Task requirements:
1: In the forum thread about Lyft scheduled pickups, how long was a canceled scheduled ride still listed in the driver app?
2: Write the next part of the forum thread about Lyft scheduled pickups, starting after its last line.

Source text:
# Careful with Lyft Scheduled Pick -Ups



## fernie501 (May 1, 2017)

I attempted my first ever scheduled picked up today! It was going to be a 30 mile trip to lax during the night hours so that means no traffic. woohoo! It seems like an awesome trip. Anyways, I went online as scheduled when I got the text messaged and I accepted the ride. However, once I was approaching the destination it was canceled. Literally one minute before the "scheduled" pick up time. 

So I started messing around with the rider lyft side and scheduled my own ride to see if I was able to accept it. Surprising, I was able to accept my own scheduled lyft lol. It was probably a bug or something, but here's the fun part. After I went and canceled my scheduled lyft ride from the riders app, it was still showing up on my drivers app. Four hours passed and it was still on my "pick ups". Eventually, It came down to the time I had to go online and go "pickup" the passenger(myself). I'm guessing lyft really doesn't give a crap if the drivers waste his/her gas for it to be canceled last minute.


----------



## DexNex (Apr 18, 2015)

Beta.


----------



## d0n (Oct 16, 2016)

It's testing man, nothing works perfect from day 1.

You discovered that we need cancellation fees from cancelled rides on schedule, beyond the normal cancellation costs since we went as far as to wait for them at that point.


----------



## Amsoil Uber Connect (Jan 14, 2015)

So did you pay your self the 5 ?


----------



## Whiteorchids (Oct 7, 2015)

fernie501 said:


> I attempted my first ever scheduled picked up today! It was going to be a 30 mile trip to lax during the night hours so that means no traffic. woohoo! It seems like an awesome trip. Anyways, I went online as scheduled when I got the text messaged and I accepted the ride. However, once I was approaching the destination it was canceled. Literally one minute before the "scheduled" pick up time.
> 
> So I started messing around with the rider lyft side and scheduled my own ride to see if I was able to accept it. Surprising, I was able to accept my own scheduled lyft lol. It was probably a bug or something, but here's the fun part. After I went and canceled my scheduled lyft ride from the riders app, it was still showing up on my drivers app. Four hours passed and it was still on my "pick ups". Eventually, It came down to the time I had to go online and go "pickup" the passenger(myself). I'm guessing lyft really doesn't give a crap if the drivers waste his/her gas for it to be canceled last minute.

Data block:
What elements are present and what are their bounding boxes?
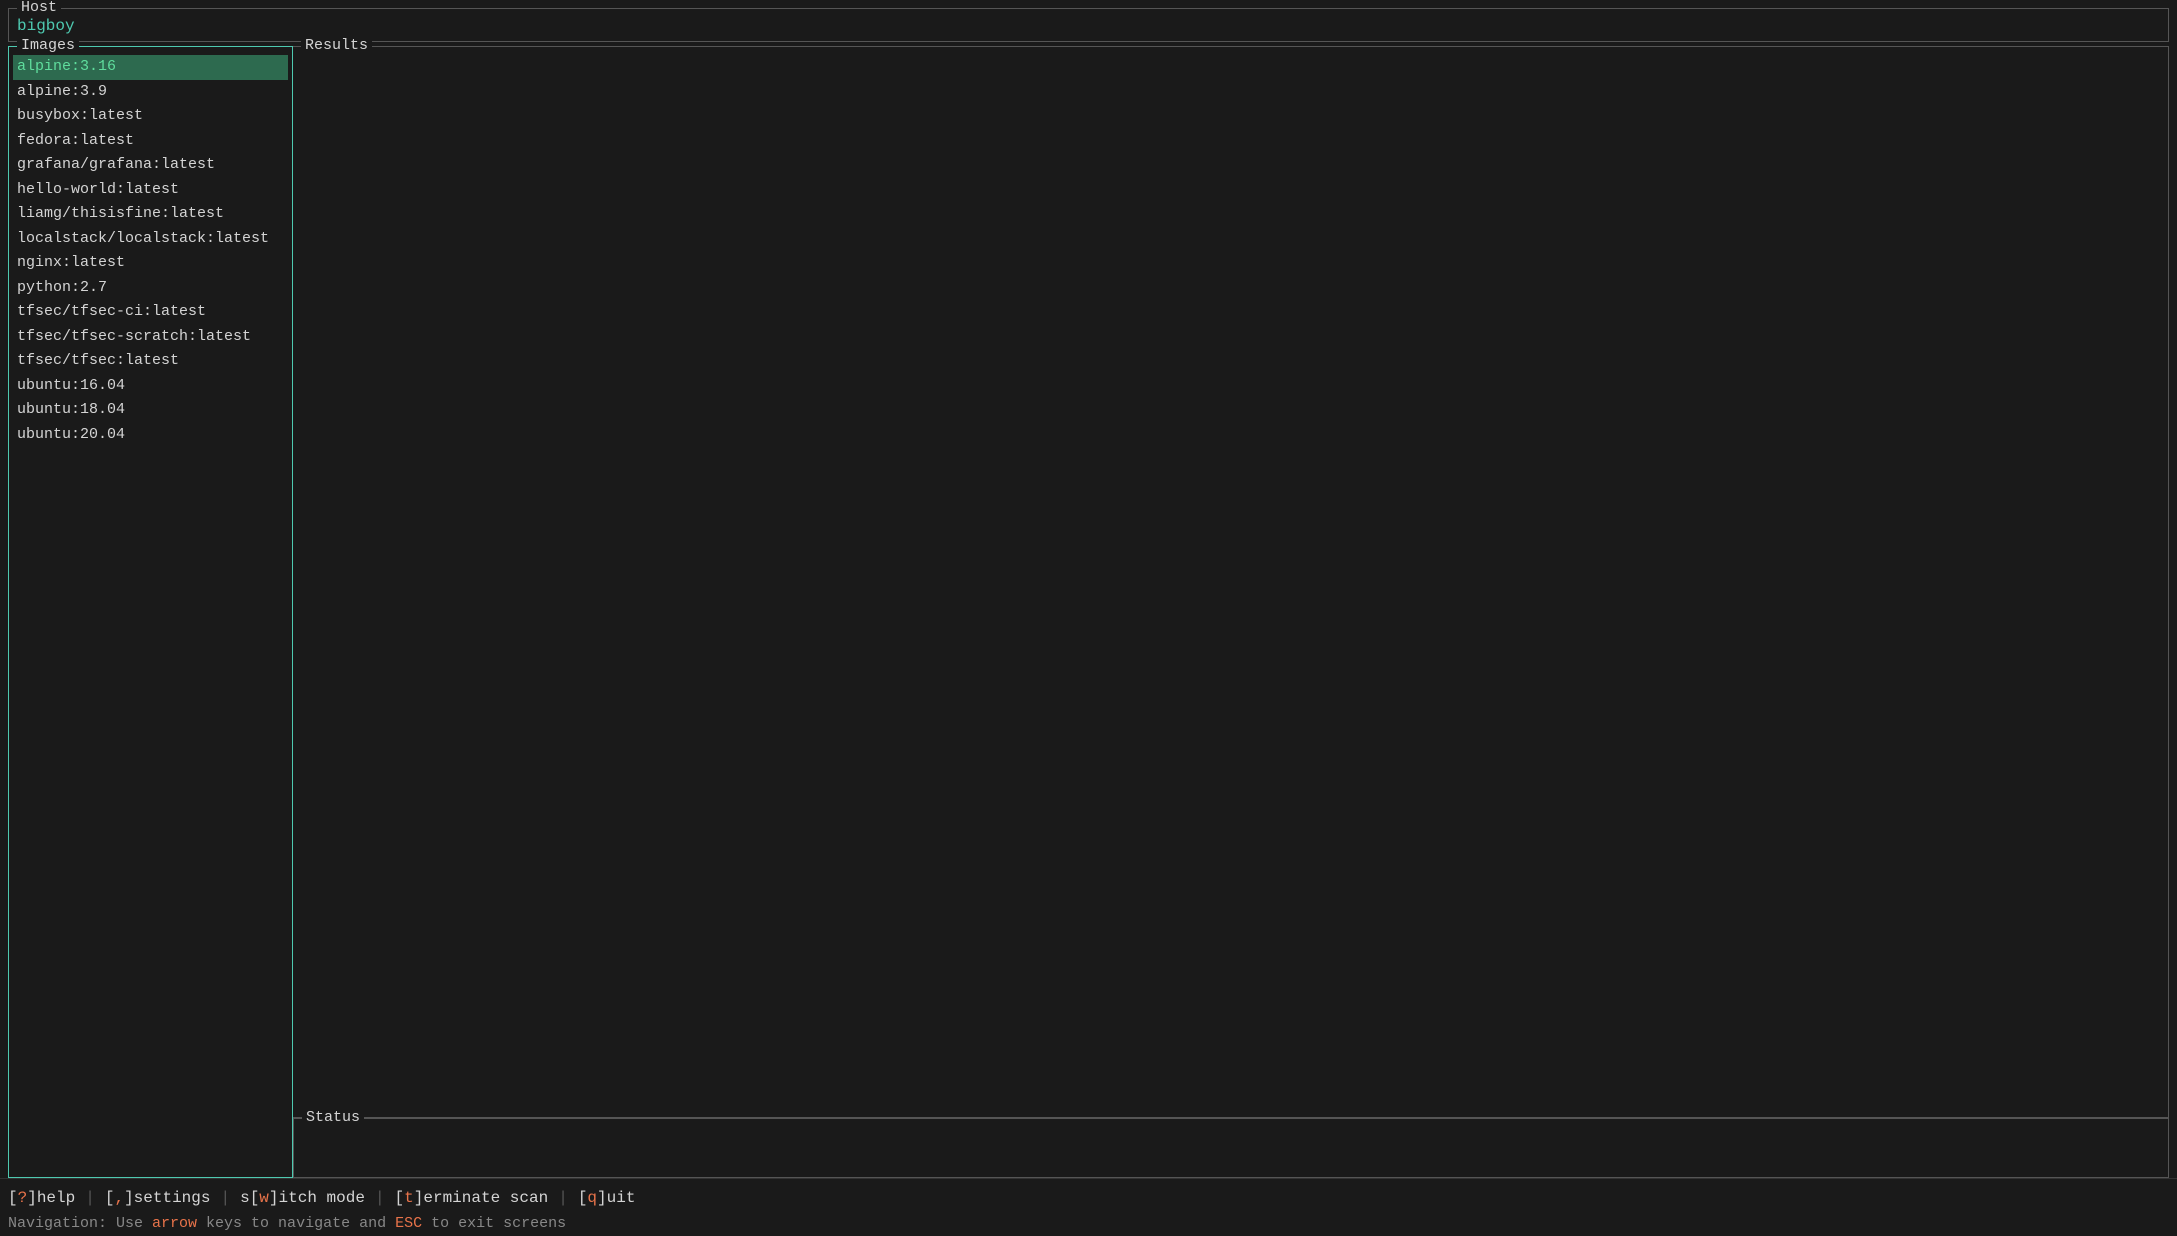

Per-task outputs:
1: Four hours.

2:
I never got the text message to go online. How far in advance of the ride did you get the text message and what exactly did it say? I went online 5 min before the pickup and never got anything text or the hail.


----------



## Another Uber Driver (May 27, 2015)

There should be a substantial charge for the cancellation if it comes less than thirty minutes from the pick up time. And no, Lyft, ten dollars is not "substantial".


----------



## fernie501 (May 1, 2017)

Whiteorchids said:


> I never got the text message to go online. How far in advance of the ride did you get the text message and what exactly did it say? I went online 5 min before the pickup and never got anything text or the hail.


In the Lyft app it was showing to be online by 10:30 but I got a text message saying it was time for my ride at 10:25. It was a 17 min drive to the destination. Pick time was from 10:40-10:50. & It was cancelled at 10:39


----------



## Whiteorchids (Oct 7, 2015)

fernie501 said:


> In the Lyft app it was showing to be online by 10:30 but I got a text message saying it was time for my ride at 10:25. It was a 17 min drive to the destination. Pick time was from 10:40-10:50. & It was cancelled at 10:39


Thats weird my ride was 7 min away but I got online early stayed online up until the 12:15 it was scdeuled 12:15- 12:20. I kept checking it was still in my scheduled pickups. I guess next tine i wont even go online until i get a text. It wasted my time.


----------



## Trump Economics (Jul 29, 2015)

Another Uber Driver said:


> There should be a substantial charge for the cancellation if it comes less than thirty minutes from the pick up time. And no, Lyft, ten dollars is not "substantial".


I thought that said "Lyft dollars." I was like, "Great, they're paying us in Monopoly money now."


----------



## Brunch (Nov 4, 2016)

It sounds like you should be given a $10 cancellation fee. I'd write in to support for that money.


----------



## Beur (Apr 14, 2015)

d0n said:


> It's testing man, nothing works perfect from day 1.
> 
> You discovered that we need cancellation fees from cancelled rides on schedule, beyond the normal cancellation costs since we went as far as to wait for them at that point.


Scheduled rides do have an increased cancellation fee, it's $10.

Unfortunately you have to write in to get it applied. Because of this I suggest screenshots of the scheduled ride, the request coming in, the request after acceptance, the text messages, and anything else pertaining to the ride.


----------



## Whiteorchids (Oct 7, 2015)

I just added one to my rescheduled pickups for tomorrow 12:15 to 1:20 underneath it says be sure to go onlune before 12pm. So do i wait until I get a text to go online or do I go online about 10min before?


----------



## Beur (Apr 14, 2015)

Whiteorchids said:


> I just added one to my rescheduled pickups for tomorrow 12:15 to 1:20 underneath it says be sure to go onlune before 12pm. So do i wait until I get a text to go online or do I go online about 10min before?


I've been going online at the time they state.


----------



## Whiteorchids (Oct 7, 2015)

Beur said:


> I've been going online at the time they state.


When does the accept appear? Do you get a text that says go online now. I've done this twice now gone online when added to my pickups but never got hailed by them. Hmmm


----------



## Beur (Apr 14, 2015)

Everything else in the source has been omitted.